**TASK STATEMENT:** Count each line below that has "ROUTE" anywhere in it. Answer with the total alone.

(Data listing)
────

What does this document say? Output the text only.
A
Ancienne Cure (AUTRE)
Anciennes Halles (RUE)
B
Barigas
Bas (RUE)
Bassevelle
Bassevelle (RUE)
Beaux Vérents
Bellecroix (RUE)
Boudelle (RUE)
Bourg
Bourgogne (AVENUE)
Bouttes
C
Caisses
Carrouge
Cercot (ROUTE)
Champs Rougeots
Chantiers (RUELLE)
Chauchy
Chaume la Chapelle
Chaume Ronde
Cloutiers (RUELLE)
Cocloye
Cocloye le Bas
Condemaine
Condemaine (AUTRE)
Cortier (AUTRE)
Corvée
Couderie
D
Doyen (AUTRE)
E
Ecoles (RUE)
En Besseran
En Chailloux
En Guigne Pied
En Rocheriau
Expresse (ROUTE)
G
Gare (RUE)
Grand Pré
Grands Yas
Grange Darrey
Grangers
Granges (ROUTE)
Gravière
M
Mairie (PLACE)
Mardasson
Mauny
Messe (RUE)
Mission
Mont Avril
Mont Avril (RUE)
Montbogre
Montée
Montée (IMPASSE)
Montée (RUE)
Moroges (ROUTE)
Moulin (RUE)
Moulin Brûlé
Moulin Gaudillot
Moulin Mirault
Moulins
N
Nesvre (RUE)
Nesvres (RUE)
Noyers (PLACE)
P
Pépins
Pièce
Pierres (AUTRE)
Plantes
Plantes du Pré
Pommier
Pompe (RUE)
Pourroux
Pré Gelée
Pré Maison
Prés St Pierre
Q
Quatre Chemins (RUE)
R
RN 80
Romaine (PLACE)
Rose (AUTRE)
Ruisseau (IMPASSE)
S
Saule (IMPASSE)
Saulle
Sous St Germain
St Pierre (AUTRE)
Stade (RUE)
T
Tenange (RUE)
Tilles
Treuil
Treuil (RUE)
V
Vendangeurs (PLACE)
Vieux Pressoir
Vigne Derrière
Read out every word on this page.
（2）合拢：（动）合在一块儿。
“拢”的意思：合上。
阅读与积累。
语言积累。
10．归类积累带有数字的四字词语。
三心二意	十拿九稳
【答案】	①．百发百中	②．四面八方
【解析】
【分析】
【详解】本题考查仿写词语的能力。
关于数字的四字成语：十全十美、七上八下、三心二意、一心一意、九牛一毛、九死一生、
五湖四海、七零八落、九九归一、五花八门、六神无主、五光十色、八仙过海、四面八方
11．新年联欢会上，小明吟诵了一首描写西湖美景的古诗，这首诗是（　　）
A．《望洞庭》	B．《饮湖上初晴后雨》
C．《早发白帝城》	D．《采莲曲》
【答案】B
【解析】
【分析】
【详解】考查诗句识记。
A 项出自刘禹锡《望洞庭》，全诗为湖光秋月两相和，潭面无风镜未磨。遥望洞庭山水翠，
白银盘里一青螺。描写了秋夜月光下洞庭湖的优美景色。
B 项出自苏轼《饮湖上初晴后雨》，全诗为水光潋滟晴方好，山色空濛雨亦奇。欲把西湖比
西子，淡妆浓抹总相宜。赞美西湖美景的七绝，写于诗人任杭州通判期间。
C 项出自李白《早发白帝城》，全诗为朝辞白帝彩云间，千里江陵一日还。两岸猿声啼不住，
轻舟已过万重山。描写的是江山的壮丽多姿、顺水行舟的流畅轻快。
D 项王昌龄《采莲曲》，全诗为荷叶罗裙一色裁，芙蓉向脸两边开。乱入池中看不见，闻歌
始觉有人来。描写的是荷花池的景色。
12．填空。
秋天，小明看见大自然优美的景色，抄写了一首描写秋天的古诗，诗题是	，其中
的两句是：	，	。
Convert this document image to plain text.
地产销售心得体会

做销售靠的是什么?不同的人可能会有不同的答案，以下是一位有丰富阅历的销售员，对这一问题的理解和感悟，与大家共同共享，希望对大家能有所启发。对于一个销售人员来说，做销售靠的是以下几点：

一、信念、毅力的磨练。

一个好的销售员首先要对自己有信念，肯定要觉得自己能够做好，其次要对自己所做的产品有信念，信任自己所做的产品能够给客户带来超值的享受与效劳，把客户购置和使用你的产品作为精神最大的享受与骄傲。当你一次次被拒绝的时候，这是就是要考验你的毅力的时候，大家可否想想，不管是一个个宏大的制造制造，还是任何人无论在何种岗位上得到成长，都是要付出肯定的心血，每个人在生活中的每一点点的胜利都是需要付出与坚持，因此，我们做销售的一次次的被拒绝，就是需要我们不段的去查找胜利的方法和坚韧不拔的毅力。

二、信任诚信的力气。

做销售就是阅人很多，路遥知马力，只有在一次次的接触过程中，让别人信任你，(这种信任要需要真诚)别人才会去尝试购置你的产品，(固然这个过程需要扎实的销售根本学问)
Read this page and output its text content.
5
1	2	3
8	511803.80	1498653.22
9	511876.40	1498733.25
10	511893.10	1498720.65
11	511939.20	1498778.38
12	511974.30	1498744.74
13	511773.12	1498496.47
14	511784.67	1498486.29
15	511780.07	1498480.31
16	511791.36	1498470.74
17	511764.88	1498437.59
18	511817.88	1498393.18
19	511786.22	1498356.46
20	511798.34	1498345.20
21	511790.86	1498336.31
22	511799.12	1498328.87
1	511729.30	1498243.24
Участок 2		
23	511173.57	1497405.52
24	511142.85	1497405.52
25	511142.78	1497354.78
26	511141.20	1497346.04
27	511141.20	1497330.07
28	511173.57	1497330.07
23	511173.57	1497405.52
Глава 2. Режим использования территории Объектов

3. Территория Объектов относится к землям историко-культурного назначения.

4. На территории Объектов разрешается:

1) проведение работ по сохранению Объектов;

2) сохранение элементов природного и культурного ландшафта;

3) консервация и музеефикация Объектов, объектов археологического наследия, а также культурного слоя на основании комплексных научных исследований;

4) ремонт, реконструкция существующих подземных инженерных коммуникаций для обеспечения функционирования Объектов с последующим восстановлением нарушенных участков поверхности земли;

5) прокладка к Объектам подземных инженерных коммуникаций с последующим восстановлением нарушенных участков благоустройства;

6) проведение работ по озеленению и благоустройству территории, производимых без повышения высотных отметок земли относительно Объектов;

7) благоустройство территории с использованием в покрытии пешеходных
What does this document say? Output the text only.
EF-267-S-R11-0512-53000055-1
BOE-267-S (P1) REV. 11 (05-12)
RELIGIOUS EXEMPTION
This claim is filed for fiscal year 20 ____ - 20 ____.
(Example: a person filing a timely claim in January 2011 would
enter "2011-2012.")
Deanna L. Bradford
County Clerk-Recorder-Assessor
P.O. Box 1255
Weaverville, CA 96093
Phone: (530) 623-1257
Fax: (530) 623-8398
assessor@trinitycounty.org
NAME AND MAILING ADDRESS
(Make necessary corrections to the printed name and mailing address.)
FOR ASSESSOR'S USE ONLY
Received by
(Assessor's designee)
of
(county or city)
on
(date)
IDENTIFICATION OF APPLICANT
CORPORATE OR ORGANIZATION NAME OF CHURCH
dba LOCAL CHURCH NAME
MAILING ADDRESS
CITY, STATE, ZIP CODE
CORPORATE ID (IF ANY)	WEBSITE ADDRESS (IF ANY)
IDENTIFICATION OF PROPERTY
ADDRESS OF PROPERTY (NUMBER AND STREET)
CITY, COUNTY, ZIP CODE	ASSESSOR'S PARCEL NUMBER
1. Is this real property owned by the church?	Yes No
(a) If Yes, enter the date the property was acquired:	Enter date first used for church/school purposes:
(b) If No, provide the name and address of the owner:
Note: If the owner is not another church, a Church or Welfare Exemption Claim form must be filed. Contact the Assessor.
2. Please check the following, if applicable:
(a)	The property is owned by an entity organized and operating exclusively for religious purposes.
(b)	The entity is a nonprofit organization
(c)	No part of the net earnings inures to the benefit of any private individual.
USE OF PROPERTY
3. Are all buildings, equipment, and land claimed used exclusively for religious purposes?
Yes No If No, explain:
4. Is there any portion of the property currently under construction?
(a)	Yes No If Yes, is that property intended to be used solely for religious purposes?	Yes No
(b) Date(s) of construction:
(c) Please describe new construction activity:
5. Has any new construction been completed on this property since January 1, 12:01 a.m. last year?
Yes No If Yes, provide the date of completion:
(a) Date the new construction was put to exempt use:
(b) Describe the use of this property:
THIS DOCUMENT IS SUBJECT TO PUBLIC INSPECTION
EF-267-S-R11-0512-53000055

────

**OUTPUT:** 4